**TASK INSTRUCTIONS**
Can you write out the whole listing exactly?

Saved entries
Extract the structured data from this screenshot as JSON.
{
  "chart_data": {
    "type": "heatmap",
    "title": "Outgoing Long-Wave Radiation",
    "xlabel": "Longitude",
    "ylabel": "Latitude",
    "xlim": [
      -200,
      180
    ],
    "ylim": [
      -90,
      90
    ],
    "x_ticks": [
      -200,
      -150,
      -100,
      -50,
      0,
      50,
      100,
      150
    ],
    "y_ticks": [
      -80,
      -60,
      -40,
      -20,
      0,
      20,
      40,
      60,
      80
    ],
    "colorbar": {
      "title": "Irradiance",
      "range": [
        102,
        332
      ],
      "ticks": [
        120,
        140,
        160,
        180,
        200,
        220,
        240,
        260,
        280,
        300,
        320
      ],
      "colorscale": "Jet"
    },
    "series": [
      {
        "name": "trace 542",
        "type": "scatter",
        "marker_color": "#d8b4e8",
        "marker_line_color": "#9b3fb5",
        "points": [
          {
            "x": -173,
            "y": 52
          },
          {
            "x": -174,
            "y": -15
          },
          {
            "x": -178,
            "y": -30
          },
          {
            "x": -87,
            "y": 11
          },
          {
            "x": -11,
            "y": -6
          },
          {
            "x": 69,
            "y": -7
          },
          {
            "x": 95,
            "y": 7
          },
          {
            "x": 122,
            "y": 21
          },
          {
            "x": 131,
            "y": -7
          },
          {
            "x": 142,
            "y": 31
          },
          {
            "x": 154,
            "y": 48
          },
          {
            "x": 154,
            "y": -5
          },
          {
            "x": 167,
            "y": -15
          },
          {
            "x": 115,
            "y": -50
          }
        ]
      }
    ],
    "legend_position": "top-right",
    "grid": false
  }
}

**REPLY TO THE TASK**
Extract the structured data from this screenshot as JSON.
{
  "chart_data": {
    "type": "heatmap",
    "title": "Outgoing Long-Wave Radiation",
    "xlabel": "Longitude",
    "ylabel": "Latitude",
    "xlim": [
      -200,
      180
    ],
    "ylim": [
      -90,
      90
    ],
    "x_ticks": [
      -200,
      -150,
      -100,
      -50,
      0,
      50,
      100,
      150
    ],
    "y_ticks": [
      -80,
      -60,
      -40,
      -20,
      0,
      20,
      40,
      60,
      80
    ],
    "colorbar": {
      "title": "Irradiance",
      "range": [
        102,
        332
      ],
      "ticks": [
        120,
        140,
        160,
        180,
        200,
        220,
        240,
        260,
        280,
        300,
        320
      ],
      "colorscale": "Jet"
    },
    "series": [
      {
        "name": "trace 542",
        "type": "scatter",
        "marker_color": "#d8b4e8",
        "marker_line_color": "#9b3fb5",
        "points": [
          {
            "x": -173,
            "y": 52
          },
          {
            "x": -174,
            "y": -15
          },
          {
            "x": -178,
            "y": -30
          },
          {
            "x": -87,
            "y": 11
          },
          {
            "x": -11,
            "y": -6
          },
          {
            "x": 69,
            "y": -7
          },
          {
            "x": 95,
            "y": 7
          },
          {
            "x": 122,
            "y": 21
          },
          {
            "x": 131,
            "y": -7
          },
          {
            "x": 142,
            "y": 31
          },
          {
            "x": 154,
            "y": 48
          },
          {
            "x": 154,
            "y": -5
          },
          {
            "x": 167,
            "y": -15
          },
          {
            "x": 115,
            "y": -50
          }
        ]
      }
    ],
    "legend_position": "top-right",
    "grid": false
  }
}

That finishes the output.